▶ **Task prompt**
Answer with the number of lines in the listing below that contain the word "name", and nothing else.

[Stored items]
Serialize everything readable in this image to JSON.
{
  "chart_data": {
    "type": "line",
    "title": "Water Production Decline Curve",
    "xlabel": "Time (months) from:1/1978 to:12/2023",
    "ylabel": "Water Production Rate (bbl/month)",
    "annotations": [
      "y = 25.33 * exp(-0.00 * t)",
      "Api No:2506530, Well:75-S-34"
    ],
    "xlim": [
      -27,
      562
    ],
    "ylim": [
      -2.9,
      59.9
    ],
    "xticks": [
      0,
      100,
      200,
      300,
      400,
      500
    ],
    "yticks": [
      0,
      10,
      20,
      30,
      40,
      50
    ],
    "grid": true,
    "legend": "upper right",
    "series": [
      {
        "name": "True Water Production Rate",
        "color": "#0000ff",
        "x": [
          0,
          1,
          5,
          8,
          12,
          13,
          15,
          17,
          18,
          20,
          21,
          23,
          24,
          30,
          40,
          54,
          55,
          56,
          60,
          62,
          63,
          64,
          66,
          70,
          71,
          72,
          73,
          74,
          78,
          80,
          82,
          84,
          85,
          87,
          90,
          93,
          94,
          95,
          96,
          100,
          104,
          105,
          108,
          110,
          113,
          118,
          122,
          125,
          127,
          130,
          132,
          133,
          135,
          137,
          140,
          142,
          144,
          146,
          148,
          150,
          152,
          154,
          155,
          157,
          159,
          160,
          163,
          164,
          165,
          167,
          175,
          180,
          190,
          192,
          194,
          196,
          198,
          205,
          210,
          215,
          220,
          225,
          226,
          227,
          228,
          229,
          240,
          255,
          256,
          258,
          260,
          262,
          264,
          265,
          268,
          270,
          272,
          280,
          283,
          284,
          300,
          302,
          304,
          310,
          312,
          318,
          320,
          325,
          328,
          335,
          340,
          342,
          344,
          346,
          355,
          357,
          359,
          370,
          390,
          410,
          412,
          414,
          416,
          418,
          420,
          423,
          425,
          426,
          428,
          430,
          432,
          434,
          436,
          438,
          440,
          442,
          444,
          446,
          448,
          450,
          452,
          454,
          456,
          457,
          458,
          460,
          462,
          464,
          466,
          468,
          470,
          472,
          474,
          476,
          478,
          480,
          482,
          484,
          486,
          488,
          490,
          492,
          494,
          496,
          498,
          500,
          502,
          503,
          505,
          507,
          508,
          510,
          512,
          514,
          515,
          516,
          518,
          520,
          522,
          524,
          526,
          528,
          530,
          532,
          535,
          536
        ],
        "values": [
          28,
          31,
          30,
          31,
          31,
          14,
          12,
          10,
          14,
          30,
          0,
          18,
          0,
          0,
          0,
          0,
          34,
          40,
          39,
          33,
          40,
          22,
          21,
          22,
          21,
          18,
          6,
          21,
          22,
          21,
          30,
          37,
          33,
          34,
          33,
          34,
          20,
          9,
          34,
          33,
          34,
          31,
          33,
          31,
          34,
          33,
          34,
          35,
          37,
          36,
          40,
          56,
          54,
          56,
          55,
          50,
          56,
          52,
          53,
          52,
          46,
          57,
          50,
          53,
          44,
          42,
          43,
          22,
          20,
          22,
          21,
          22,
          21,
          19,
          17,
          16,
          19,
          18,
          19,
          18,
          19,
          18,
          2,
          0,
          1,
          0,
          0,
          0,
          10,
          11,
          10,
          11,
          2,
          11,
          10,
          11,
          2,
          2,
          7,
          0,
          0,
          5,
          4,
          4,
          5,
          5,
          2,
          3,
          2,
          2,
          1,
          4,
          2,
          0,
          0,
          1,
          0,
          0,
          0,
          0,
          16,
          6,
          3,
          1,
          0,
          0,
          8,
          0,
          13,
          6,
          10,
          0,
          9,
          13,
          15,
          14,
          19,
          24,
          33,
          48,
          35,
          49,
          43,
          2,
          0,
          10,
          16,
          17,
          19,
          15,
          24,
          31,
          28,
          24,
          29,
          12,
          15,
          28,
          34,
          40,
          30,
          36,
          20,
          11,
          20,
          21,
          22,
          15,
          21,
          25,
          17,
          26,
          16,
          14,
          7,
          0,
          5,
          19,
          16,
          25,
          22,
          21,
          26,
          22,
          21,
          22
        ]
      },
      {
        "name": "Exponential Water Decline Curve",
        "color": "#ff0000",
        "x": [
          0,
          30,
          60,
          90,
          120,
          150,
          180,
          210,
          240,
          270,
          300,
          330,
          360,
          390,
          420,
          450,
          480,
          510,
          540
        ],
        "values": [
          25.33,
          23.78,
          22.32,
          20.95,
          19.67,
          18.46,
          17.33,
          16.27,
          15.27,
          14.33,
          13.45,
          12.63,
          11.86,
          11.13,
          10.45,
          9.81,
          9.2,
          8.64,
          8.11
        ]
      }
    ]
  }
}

▶ **Solution to this problem**
2